WHAT THE TASK ASKS: Go through the records and copy each line where the word "Interfacing" occurs.

MATERIAL PROVIDED:
[start]

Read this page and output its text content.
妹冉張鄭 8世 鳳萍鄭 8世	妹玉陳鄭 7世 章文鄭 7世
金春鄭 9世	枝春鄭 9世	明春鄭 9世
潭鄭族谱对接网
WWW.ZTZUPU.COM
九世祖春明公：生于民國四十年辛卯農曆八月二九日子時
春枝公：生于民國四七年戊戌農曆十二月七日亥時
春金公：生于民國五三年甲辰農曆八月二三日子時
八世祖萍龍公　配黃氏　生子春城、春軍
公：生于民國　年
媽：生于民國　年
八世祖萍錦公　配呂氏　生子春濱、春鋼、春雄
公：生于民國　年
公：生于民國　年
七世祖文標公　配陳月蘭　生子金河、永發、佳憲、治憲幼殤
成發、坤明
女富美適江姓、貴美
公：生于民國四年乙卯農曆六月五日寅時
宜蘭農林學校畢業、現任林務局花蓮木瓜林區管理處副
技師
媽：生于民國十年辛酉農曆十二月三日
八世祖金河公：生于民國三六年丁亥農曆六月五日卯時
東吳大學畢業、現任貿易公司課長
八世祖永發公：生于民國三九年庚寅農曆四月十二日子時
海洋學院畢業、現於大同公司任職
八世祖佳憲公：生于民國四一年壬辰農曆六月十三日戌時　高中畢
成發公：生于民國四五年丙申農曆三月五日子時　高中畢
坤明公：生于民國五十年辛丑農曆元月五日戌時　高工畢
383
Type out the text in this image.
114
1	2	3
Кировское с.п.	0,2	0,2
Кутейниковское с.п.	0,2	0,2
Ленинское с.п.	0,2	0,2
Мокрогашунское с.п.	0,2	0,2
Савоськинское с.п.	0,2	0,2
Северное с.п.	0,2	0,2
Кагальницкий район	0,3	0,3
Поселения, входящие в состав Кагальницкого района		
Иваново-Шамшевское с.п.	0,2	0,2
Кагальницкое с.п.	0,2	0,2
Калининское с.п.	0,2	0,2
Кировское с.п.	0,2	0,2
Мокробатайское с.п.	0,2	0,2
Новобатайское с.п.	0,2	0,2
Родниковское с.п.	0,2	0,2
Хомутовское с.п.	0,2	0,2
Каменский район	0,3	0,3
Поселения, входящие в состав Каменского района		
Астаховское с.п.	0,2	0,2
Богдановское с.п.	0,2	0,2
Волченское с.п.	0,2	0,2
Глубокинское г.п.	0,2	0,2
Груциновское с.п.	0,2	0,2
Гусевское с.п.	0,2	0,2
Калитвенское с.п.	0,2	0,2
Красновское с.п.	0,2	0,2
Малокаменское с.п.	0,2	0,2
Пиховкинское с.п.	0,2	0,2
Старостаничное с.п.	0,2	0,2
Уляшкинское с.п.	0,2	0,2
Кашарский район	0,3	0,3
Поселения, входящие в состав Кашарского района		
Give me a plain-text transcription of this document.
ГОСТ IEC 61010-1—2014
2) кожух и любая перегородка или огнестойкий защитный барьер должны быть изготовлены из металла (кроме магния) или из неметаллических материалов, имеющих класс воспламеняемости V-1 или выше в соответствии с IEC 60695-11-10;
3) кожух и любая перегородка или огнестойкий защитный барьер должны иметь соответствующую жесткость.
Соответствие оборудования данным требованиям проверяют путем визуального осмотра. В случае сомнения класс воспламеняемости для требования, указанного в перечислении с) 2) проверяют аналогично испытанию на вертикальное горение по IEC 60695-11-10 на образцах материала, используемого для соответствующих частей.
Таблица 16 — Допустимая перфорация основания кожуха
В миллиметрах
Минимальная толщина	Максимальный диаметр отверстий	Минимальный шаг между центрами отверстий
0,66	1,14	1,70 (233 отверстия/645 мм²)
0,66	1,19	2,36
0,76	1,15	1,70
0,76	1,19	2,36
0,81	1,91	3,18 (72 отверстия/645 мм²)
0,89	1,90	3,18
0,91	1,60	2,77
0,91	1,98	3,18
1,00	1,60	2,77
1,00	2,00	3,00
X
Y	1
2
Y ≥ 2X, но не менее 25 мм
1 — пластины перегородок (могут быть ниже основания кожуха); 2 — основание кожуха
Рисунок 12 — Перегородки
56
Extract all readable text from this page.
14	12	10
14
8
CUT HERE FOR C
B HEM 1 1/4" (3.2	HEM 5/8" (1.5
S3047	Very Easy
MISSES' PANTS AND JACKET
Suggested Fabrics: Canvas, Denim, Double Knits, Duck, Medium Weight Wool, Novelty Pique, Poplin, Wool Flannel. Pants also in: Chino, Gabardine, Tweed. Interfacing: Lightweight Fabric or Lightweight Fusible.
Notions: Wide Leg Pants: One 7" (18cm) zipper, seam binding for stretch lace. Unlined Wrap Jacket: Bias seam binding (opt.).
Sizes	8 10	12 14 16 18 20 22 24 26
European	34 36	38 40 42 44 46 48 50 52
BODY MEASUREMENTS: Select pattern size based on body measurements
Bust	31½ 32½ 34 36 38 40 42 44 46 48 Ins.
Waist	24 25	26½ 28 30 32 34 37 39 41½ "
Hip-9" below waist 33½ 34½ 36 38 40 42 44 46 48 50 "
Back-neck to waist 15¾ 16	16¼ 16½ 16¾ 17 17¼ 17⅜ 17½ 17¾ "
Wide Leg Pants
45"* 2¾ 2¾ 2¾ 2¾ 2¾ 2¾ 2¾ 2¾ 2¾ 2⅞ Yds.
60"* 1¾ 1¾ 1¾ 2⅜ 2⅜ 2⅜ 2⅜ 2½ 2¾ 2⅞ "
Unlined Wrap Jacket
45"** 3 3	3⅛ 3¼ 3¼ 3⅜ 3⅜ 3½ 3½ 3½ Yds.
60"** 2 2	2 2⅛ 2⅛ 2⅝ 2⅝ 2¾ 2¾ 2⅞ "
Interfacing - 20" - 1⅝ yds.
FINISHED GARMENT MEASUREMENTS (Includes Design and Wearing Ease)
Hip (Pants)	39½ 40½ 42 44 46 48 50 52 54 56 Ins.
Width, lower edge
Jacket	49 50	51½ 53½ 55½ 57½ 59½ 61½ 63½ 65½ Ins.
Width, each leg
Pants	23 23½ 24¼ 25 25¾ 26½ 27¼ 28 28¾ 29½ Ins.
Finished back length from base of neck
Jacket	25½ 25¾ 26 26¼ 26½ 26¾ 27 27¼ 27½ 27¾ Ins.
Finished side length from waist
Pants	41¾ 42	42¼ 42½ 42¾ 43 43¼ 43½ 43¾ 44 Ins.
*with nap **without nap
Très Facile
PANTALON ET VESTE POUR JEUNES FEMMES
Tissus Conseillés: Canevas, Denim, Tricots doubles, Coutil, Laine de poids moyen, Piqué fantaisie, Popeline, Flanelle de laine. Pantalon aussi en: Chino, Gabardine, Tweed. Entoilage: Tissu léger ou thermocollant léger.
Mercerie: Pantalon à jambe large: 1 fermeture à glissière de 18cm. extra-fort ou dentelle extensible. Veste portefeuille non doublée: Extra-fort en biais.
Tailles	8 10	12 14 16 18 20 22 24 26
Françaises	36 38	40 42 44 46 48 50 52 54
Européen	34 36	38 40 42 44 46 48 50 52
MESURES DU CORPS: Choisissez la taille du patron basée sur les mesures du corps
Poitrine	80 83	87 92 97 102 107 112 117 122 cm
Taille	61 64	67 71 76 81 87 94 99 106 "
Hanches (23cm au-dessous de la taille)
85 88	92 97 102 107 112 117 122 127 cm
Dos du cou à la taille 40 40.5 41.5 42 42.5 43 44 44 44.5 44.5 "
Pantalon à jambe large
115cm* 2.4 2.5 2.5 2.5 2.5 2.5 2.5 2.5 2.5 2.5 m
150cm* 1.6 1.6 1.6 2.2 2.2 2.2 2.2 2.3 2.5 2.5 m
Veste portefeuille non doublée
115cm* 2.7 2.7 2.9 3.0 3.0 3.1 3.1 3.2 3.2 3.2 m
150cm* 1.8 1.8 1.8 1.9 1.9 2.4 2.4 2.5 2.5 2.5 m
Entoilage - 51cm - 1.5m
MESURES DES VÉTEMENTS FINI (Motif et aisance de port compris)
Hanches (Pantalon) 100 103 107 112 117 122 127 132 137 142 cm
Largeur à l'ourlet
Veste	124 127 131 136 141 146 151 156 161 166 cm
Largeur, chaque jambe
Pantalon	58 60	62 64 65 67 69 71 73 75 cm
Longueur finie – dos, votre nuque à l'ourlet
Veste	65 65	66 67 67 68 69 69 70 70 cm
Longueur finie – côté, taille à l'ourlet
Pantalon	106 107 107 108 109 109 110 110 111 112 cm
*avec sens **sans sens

[end]

THE SOLUTION:
Suggested Fabrics: Canvas, Denim, Double Knits, Duck, Medium Weight Wool, Novelty Pique, Poplin, Wool Flannel. Pants also in: Chino, Gabardine, Tweed. Interfacing: Lightweight Fabric or Lightweight Fusible.
Interfacing - 20" - 1⅝ yds.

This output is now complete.